> **SOURCE EXTRACT**
((
Beneficial Ownership of the Notes

 

On July 7, 2021, we issued $100 million aggregate principal amount of the notes to Spring Creek pursuant to an investment agreement, dated July 6, 2021, by and among Eos Energy Enterprises, Inc., a Delaware corporation, and Spring Creek Capital, LLC, a Delaware limited liability company. The Investment Agreement provides Spring Creek with certain registration rights with respect to the resale of the notes and the shares of common stock issuable upon conversion of the notes.

 

On May 1, 2022, Spring Creek and Wood River Capital, LLC entered into a joinder to the Investment Agreement, pursuant to which Spring Creek assigned to Wood River all of its rights and obligations under the Investment Agreement.
))
> **SHORT PROBLEM 1**
List every calendar date that appears in the passage on note ownership.
The listing that comes next is unrelated to the passage on note ownership.

(Element placement data)
((
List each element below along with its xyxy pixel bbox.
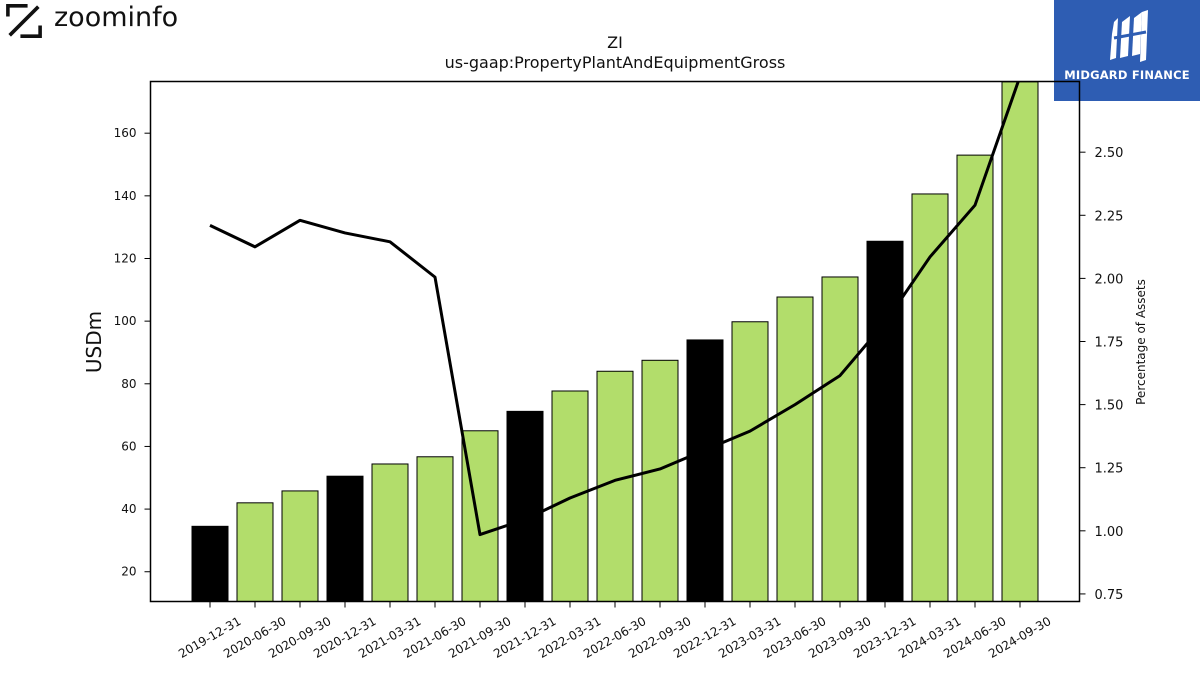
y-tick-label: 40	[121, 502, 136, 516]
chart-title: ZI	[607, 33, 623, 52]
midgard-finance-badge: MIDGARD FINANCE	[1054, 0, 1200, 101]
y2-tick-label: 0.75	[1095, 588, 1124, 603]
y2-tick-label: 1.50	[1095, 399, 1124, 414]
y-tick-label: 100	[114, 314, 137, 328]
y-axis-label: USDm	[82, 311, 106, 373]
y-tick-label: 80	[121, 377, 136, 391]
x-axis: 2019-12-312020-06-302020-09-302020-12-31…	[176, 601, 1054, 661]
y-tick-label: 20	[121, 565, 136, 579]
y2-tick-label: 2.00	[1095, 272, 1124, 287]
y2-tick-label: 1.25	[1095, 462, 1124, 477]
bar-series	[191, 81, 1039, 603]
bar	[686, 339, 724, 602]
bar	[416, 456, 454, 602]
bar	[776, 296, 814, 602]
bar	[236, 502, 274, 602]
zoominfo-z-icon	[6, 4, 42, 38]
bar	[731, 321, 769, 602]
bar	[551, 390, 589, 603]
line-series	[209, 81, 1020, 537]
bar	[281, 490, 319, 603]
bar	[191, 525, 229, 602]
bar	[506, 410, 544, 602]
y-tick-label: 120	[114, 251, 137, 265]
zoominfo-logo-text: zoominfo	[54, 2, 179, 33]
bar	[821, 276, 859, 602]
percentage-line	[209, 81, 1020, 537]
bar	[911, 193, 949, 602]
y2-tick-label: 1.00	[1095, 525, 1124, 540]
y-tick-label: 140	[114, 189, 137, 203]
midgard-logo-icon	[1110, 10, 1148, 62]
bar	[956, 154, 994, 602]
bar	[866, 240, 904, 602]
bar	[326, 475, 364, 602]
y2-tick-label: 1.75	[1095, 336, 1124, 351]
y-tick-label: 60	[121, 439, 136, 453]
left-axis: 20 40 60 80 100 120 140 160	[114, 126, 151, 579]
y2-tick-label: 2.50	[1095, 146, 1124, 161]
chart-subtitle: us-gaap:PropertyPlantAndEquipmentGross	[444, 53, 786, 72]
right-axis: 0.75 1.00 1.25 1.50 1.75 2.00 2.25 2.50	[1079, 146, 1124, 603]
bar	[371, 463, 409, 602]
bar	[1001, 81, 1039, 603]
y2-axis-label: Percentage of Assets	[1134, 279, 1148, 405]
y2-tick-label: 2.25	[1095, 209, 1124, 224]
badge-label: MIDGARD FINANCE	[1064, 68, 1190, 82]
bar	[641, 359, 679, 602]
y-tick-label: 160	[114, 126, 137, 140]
))
> **SHORT PROBLEM 2**
Return the lines of the listing exactly as they appear, everything from the line containing "502, 136, 516]" down to the line containing "463, 409, 602]", with both of those lines included.

> **TASK OUTPUT 1**
July 7, 2021
July 6, 2021
May 1, 2022

> **TASK OUTPUT 2**
y-tick-label: 40	[121, 502, 136, 516]
chart-title: ZI	[607, 33, 623, 52]
midgard-finance-badge: MIDGARD FINANCE	[1054, 0, 1200, 101]
y2-tick-label: 0.75	[1095, 588, 1124, 603]
y2-tick-label: 1.50	[1095, 399, 1124, 414]
y-tick-label: 100	[114, 314, 137, 328]
y-axis-label: USDm	[82, 311, 106, 373]
y-tick-label: 80	[121, 377, 136, 391]
x-axis: 2019-12-312020-06-302020-09-302020-12-31…	[176, 601, 1054, 661]
y-tick-label: 20	[121, 565, 136, 579]
y2-tick-label: 2.00	[1095, 272, 1124, 287]
y2-tick-label: 1.25	[1095, 462, 1124, 477]
bar-series	[191, 81, 1039, 603]
bar	[686, 339, 724, 602]
bar	[416, 456, 454, 602]
bar	[776, 296, 814, 602]
bar	[236, 502, 274, 602]
zoominfo-z-icon	[6, 4, 42, 38]
bar	[731, 321, 769, 602]
bar	[551, 390, 589, 603]
line-series	[209, 81, 1020, 537]
bar	[281, 490, 319, 603]
bar	[191, 525, 229, 602]
bar	[506, 410, 544, 602]
y-tick-label: 120	[114, 251, 137, 265]
zoominfo-logo-text: zoominfo	[54, 2, 179, 33]
bar	[821, 276, 859, 602]
percentage-line	[209, 81, 1020, 537]
bar	[911, 193, 949, 602]
y2-tick-label: 1.00	[1095, 525, 1124, 540]
y-tick-label: 140	[114, 189, 137, 203]
midgard-logo-icon	[1110, 10, 1148, 62]
bar	[956, 154, 994, 602]
bar	[866, 240, 904, 602]
bar	[326, 475, 364, 602]
y2-tick-label: 1.75	[1095, 336, 1124, 351]
y-tick-label: 60	[121, 439, 136, 453]
left-axis: 20 40 60 80 100 120 140 160	[114, 126, 151, 579]
y2-tick-label: 2.50	[1095, 146, 1124, 161]
chart-subtitle: us-gaap:PropertyPlantAndEquipmentGross	[444, 53, 786, 72]
right-axis: 0.75 1.00 1.25 1.50 1.75 2.00 2.25 2.50	[1079, 146, 1124, 603]
bar	[371, 463, 409, 602]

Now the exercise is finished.